■ **Problem statement**
Select every line below containing the word "content".
··· Records to process
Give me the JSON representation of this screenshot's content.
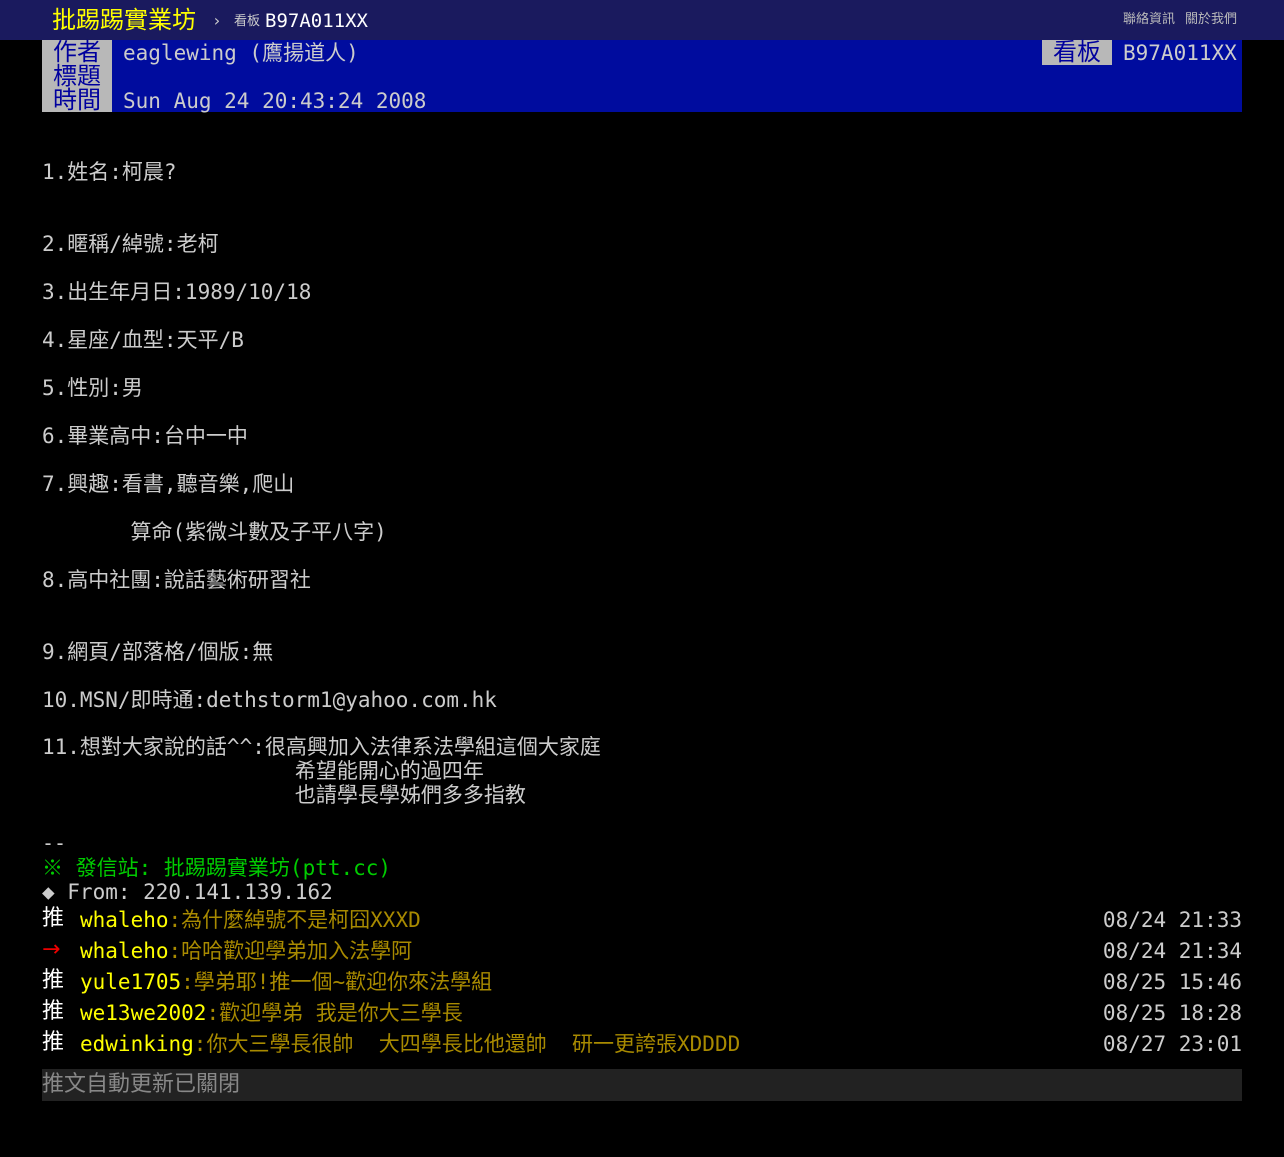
{
  "topbar": {
    "site_title": "批踢踢實業坊",
    "separator": "›",
    "board_label": "看板",
    "board_name": "B97A011XX",
    "links": [
      "聯絡資訊",
      "關於我們"
    ]
  },
  "meta": {
    "author_key": "作者",
    "author_value": "eaglewing (鷹揚道人)",
    "title_key": "標題",
    "time_key": "時間",
    "time_value": "Sun Aug 24 20:43:24 2008",
    "board_key": "看板",
    "board_value": "B97A011XX"
  },
  "body_lines": [
    "1.姓名:柯晨?",
    "2.暱稱/綽號:老柯",
    "3.出生年月日:1989/10/18",
    "4.星座/血型:天平/B",
    "5.性別:男",
    "6.畢業高中:台中一中",
    "7.興趣:看書,聽音樂,爬山",
    "       算命(紫微斗數及子平八字)",
    "8.高中社團:說話藝術研習社",
    "9.網頁/部落格/個版:無",
    "10.MSN/即時通:dethstorm1@yahoo.com.hk",
    "11.想對大家說的話^^:很高興加入法律系法學組這個大家庭",
    "                    希望能開心的過四年",
    "                    也請學長學姊們多多指教"
  ],
  "signature": {
    "separator": "--",
    "station": "※ 發信站: 批踢踢實業坊(ptt.cc)",
    "from": "◆ From: 220.141.139.162"
  },
  "pushes": [
    {
      "tag": "推",
      "user": "whaleho",
      "content": ":為什麼綽號不是柯囧XXXD",
      "time": "08/24 21:33"
    },
    {
      "tag": "→",
      "user": "whaleho",
      "content": ":哈哈歡迎學弟加入法學阿",
      "time": "08/24 21:34"
    },
    {
      "tag": "推",
      "user": "yule1705",
      "content": ":學弟耶!推一個~歡迎你來法學組",
      "time": "08/25 15:46"
    },
    {
      "tag": "推",
      "user": "we13we2002",
      "content": ":歡迎學弟 我是你大三學長",
      "time": "08/25 18:28"
    },
    {
      "tag": "推",
      "user": "edwinking",
      "content": ":你大三學長很帥  大四學長比他還帥  研一更誇張XDDDD",
      "time": "08/27 23:01"
    }
  ],
  "auto_update_text": "推文自動更新已關閉",
  "colors": {
    "topbar_bg": "#1a1a5e",
    "site_title": "#ffff00",
    "meta_bg": "#000c9e",
    "meta_key_bg": "#b8b8b8",
    "station": "#00cc00",
    "push_user": "#ffff00",
    "push_text": "#a88a00",
    "arrow_tag": "#ee0000"
  }
}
······
■ **Exercise solution**
Give me the JSON representation of this screenshot's content.
      "content": ":為什麼綽號不是柯囧XXXD",
      "content": ":哈哈歡迎學弟加入法學阿",
      "content": ":學弟耶!推一個~歡迎你來法學組",
      "content": ":歡迎學弟 我是你大三學長",
      "content": ":你大三學長很帥  大四學長比他還帥  研一更誇張XDDDD",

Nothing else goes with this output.